--- MATERIAL FOR THIS EXERCISE ---
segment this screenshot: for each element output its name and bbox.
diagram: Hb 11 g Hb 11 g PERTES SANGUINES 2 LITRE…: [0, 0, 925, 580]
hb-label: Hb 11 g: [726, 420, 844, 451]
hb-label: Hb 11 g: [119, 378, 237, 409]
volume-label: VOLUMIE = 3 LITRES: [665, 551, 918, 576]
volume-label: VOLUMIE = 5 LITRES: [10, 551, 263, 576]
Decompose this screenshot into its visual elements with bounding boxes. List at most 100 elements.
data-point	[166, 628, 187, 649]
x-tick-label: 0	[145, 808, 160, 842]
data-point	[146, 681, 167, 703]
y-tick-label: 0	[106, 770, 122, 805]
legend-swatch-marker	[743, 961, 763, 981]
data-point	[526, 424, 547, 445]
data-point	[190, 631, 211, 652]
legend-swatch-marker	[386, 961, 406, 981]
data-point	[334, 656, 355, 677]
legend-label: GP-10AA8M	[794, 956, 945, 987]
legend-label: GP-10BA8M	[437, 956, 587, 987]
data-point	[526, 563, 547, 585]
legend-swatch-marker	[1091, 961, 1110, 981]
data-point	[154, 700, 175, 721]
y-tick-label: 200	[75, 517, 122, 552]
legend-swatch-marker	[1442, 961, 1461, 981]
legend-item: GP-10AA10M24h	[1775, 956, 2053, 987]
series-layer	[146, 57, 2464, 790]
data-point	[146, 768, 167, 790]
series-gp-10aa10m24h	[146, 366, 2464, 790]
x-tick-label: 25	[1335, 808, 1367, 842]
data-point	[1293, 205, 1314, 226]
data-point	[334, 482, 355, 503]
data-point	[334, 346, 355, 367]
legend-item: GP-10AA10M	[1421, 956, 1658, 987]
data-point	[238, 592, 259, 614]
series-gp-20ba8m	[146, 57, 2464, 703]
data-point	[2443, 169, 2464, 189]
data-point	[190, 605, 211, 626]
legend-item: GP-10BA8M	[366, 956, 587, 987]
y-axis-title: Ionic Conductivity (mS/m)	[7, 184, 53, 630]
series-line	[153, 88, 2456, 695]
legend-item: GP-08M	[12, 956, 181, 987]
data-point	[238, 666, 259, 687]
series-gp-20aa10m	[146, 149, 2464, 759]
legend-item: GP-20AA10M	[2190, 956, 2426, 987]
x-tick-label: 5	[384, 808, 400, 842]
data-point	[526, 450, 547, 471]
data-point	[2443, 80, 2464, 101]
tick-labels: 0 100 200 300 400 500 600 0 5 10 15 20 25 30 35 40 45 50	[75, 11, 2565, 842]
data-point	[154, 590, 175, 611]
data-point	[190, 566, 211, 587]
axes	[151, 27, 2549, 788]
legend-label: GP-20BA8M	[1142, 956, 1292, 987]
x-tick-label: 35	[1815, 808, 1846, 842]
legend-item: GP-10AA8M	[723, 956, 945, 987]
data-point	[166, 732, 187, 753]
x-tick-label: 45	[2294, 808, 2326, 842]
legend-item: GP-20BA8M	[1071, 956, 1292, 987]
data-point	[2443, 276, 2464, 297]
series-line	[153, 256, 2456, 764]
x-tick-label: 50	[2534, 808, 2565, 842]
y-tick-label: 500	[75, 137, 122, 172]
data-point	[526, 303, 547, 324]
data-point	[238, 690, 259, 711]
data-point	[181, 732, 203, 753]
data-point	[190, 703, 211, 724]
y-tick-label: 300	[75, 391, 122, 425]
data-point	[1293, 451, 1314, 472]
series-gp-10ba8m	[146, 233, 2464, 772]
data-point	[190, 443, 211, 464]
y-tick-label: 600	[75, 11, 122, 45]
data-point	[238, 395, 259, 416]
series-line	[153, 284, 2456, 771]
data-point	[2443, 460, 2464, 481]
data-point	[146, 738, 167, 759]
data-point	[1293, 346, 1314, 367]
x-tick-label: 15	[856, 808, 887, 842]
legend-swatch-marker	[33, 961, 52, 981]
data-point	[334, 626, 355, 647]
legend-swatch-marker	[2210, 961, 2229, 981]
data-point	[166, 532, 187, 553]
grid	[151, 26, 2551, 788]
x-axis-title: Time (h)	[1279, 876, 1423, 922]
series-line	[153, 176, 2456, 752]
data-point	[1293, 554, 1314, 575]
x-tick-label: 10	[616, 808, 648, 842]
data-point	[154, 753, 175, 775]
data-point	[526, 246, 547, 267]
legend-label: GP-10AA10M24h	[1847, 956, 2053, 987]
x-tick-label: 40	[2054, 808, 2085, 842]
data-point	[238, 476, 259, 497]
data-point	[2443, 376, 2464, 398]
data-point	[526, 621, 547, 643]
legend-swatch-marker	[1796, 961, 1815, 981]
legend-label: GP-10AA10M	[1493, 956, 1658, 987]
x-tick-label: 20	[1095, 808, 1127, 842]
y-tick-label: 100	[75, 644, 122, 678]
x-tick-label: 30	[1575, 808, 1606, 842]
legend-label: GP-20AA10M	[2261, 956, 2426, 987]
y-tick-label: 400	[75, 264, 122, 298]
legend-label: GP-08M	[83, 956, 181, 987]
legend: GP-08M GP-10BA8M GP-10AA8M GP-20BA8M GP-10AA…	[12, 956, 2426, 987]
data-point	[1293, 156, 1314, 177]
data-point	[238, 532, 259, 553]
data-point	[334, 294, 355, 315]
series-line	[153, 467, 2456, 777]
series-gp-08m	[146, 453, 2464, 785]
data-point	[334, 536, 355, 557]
---
▶ [AIM OF THE TASK]: Please copy out, word for word, the records starting at the beginning and ending at the line containing "Decompose this screenshot", with both ends included.

▶ [WRITTEN RESPONSE]:
segment this screenshot: for each element output its name and bbox.
diagram: Hb 11 g Hb 11 g PERTES SANGUINES 2 LITRE…: [0, 0, 925, 580]
hb-label: Hb 11 g: [726, 420, 844, 451]
hb-label: Hb 11 g: [119, 378, 237, 409]
volume-label: VOLUMIE = 3 LITRES: [665, 551, 918, 576]
volume-label: VOLUMIE = 5 LITRES: [10, 551, 263, 576]
Decompose this screenshot into its visual elements with bounding boxes. List at most 100 elements.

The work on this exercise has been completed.